### YOUR OBJECTIVE
Search the data for the word "kann". Reproduce every line where it is found.

### PROVIDED ENTRIES

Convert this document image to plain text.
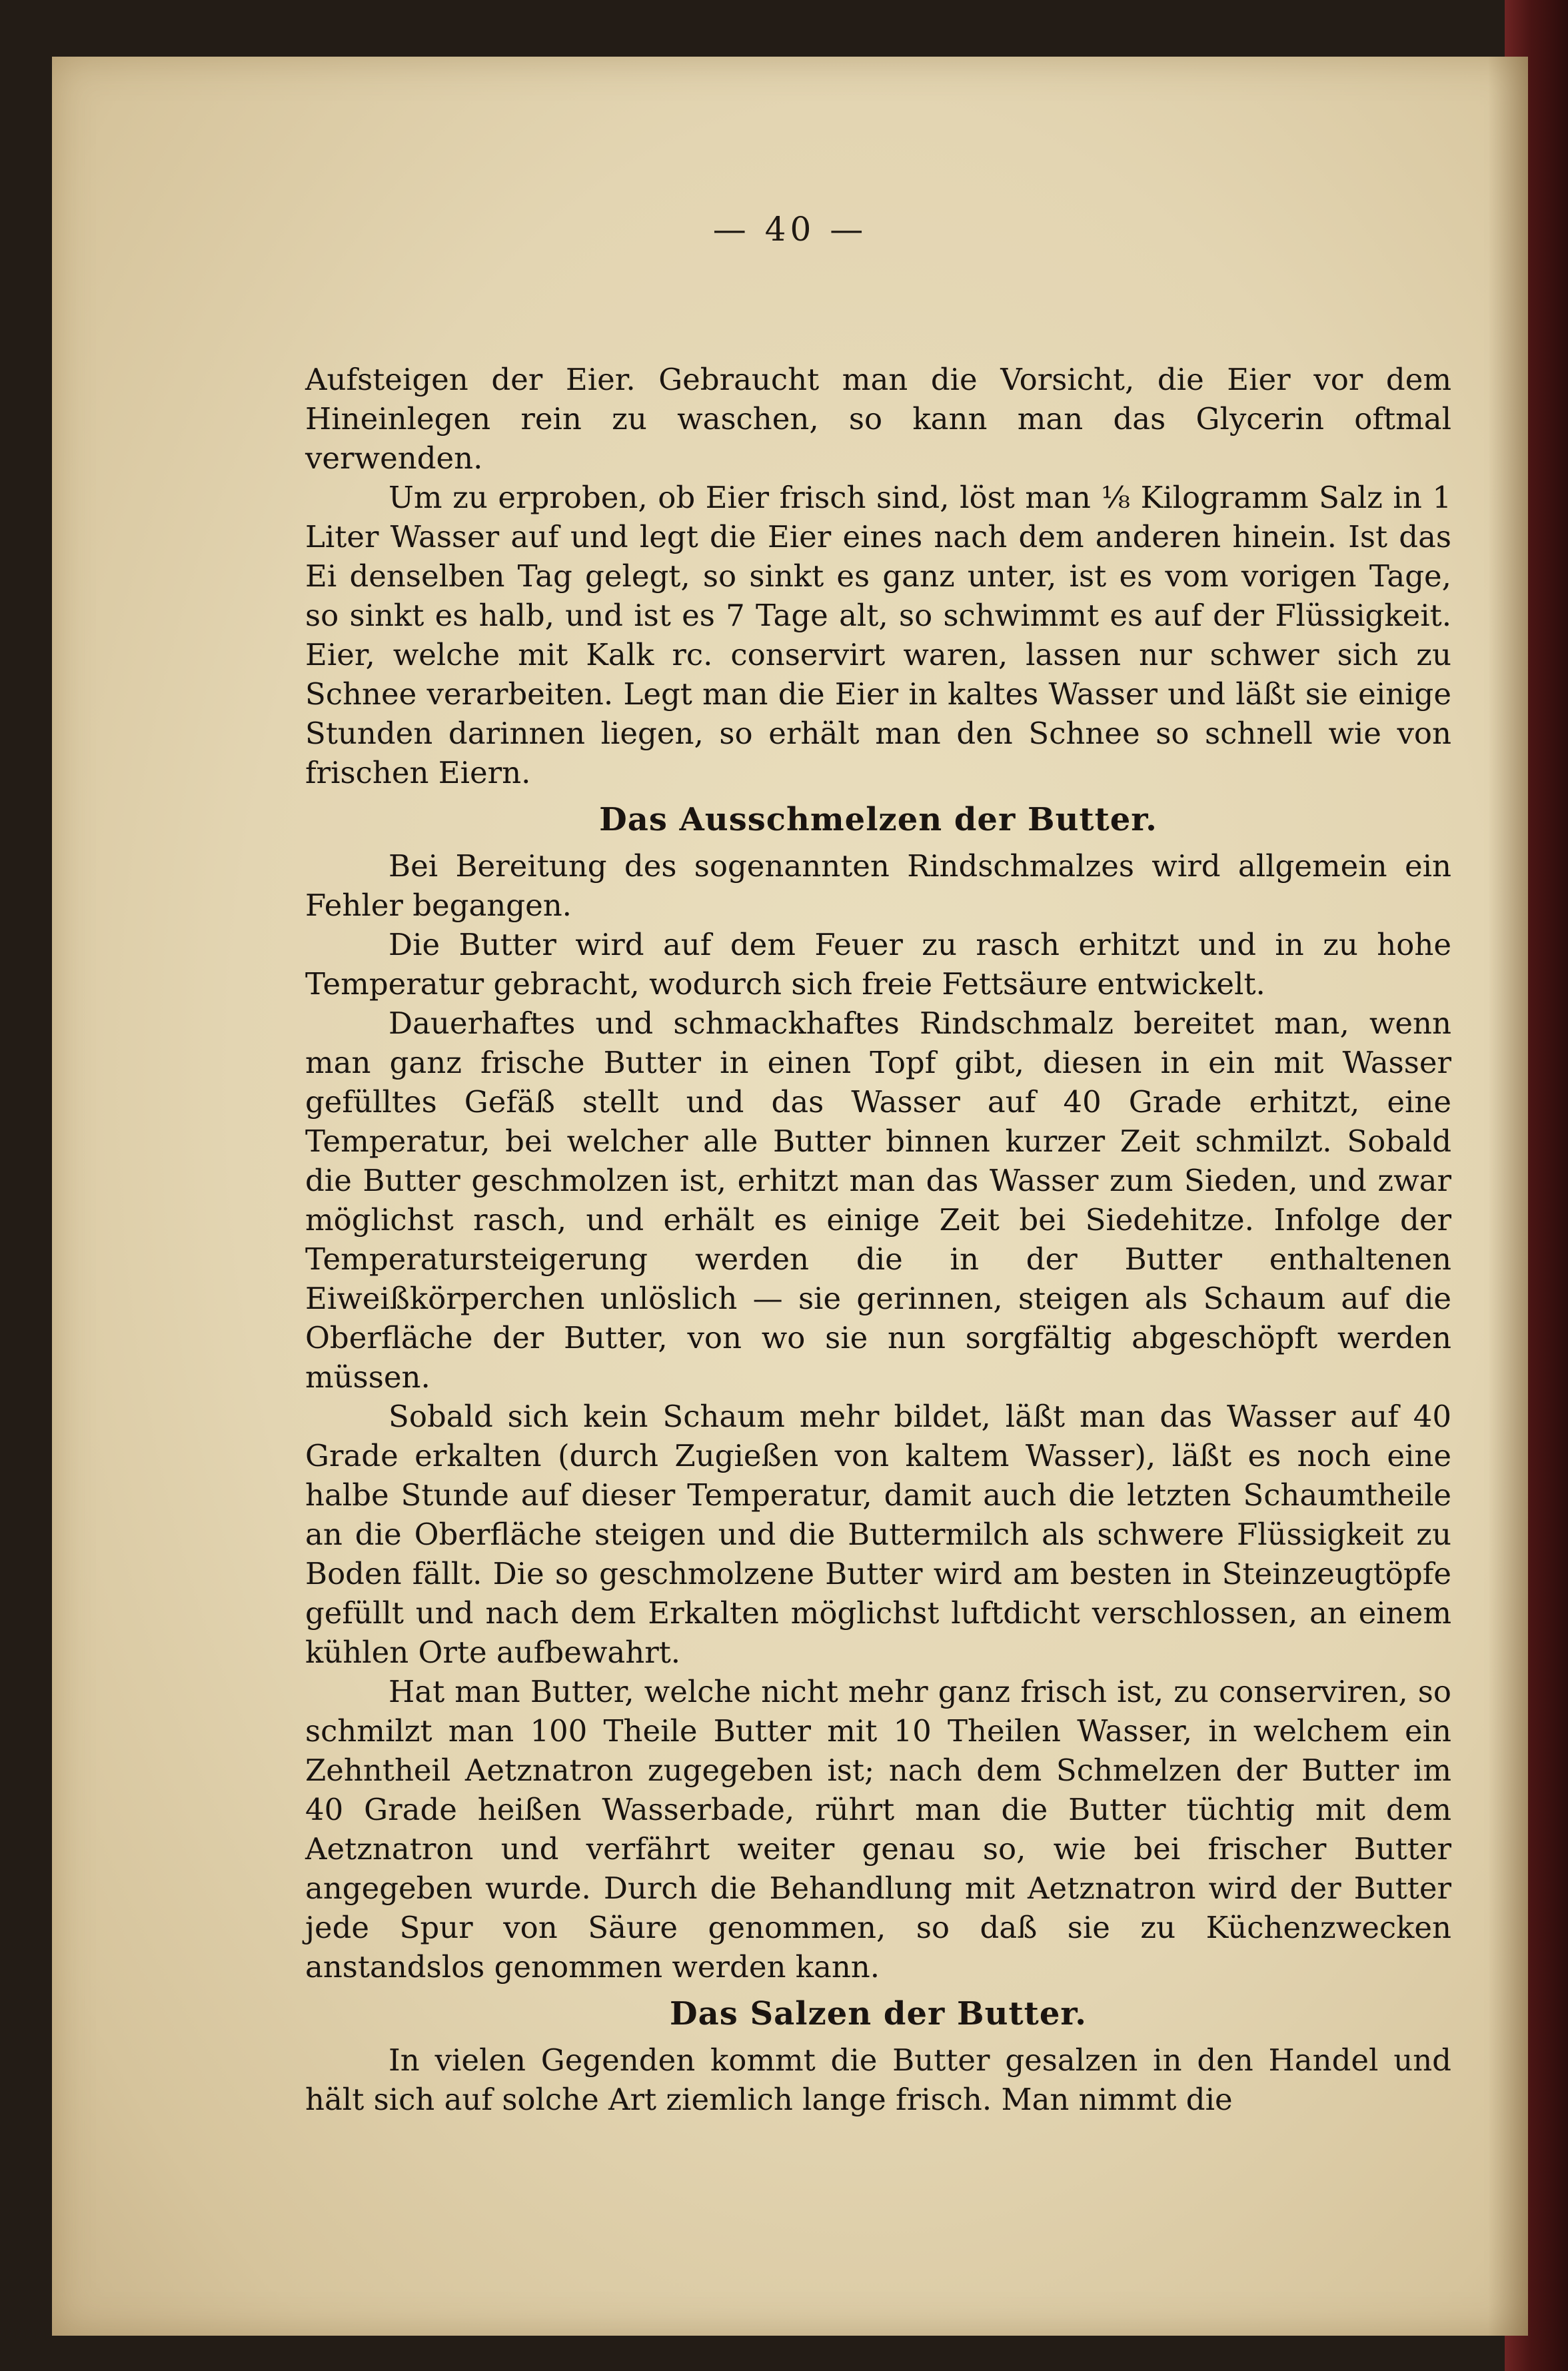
— 40 —

Aufsteigen der Eier. Gebraucht man die Vorsicht, die Eier vor dem Hineinlegen rein zu waschen, so kann man das Glycerin oftmal verwenden.

Um zu erproben, ob Eier frisch sind, löst man ⅛ Kilogramm Salz in 1 Liter Wasser auf und legt die Eier eines nach dem anderen hinein. Ist das Ei denselben Tag gelegt, so sinkt es ganz unter, ist es vom vorigen Tage, so sinkt es halb, und ist es 7 Tage alt, so schwimmt es auf der Flüssigkeit. Eier, welche mit Kalk rc. conservirt waren, lassen nur schwer sich zu Schnee verarbeiten. Legt man die Eier in kaltes Wasser und läßt sie einige Stunden darinnen liegen, so erhält man den Schnee so schnell wie von frischen Eiern.

Das Ausschmelzen der Butter.

Bei Bereitung des sogenannten Rindschmalzes wird allgemein ein Fehler begangen.

Die Butter wird auf dem Feuer zu rasch erhitzt und in zu hohe Temperatur gebracht, wodurch sich freie Fettsäure entwickelt.

Dauerhaftes und schmackhaftes Rindschmalz bereitet man, wenn man ganz frische Butter in einen Topf gibt, diesen in ein mit Wasser gefülltes Gefäß stellt und das Wasser auf 40 Grade erhitzt, eine Temperatur, bei welcher alle Butter binnen kurzer Zeit schmilzt. Sobald die Butter geschmolzen ist, erhitzt man das Wasser zum Sieden, und zwar möglichst rasch, und erhält es einige Zeit bei Siedehitze. Infolge der Temperatursteigerung werden die in der Butter enthaltenen Eiweißkörperchen unlöslich — sie gerinnen, steigen als Schaum auf die Oberfläche der Butter, von wo sie nun sorgfältig abgeschöpft werden müssen.

Sobald sich kein Schaum mehr bildet, läßt man das Wasser auf 40 Grade erkalten (durch Zugießen von kaltem Wasser), läßt es noch eine halbe Stunde auf dieser Temperatur, damit auch die letzten Schaumtheile an die Oberfläche steigen und die Buttermilch als schwere Flüssigkeit zu Boden fällt. Die so geschmolzene Butter wird am besten in Steinzeugtöpfe gefüllt und nach dem Erkalten möglichst luftdicht verschlossen, an einem kühlen Orte aufbewahrt.

Hat man Butter, welche nicht mehr ganz frisch ist, zu conserviren, so schmilzt man 100 Theile Butter mit 10 Theilen Wasser, in welchem ein Zehntheil Aetznatron zugegeben ist; nach dem Schmelzen der Butter im 40 Grade heißen Wasserbade, rührt man die Butter tüchtig mit dem Aetznatron und verfährt weiter genau so, wie bei frischer Butter angegeben wurde. Durch die Behandlung mit Aetznatron wird der Butter jede Spur von Säure genommen, so daß sie zu Küchenzwecken anstandslos genommen werden kann.

Das Salzen der Butter.

In vielen Gegenden kommt die Butter gesalzen in den Handel und hält sich auf solche Art ziemlich lange frisch. Man nimmt die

### YOUR RESPONSE
Aufsteigen der Eier. Gebraucht man die Vorsicht, die Eier vor dem Hineinlegen rein zu waschen, so kann man das Glycerin oftmal verwenden.
Hat man Butter, welche nicht mehr ganz frisch ist, zu conserviren, so schmilzt man 100 Theile Butter mit 10 Theilen Wasser, in welchem ein Zehntheil Aetznatron zugegeben ist; nach dem Schmelzen der Butter im 40 Grade heißen Wasserbade, rührt man die Butter tüchtig mit dem Aetznatron und verfährt weiter genau so, wie bei frischer Butter angegeben wurde. Durch die Behandlung mit Aetznatron wird der Butter jede Spur von Säure genommen, so daß sie zu Küchenzwecken anstandslos genommen werden kann.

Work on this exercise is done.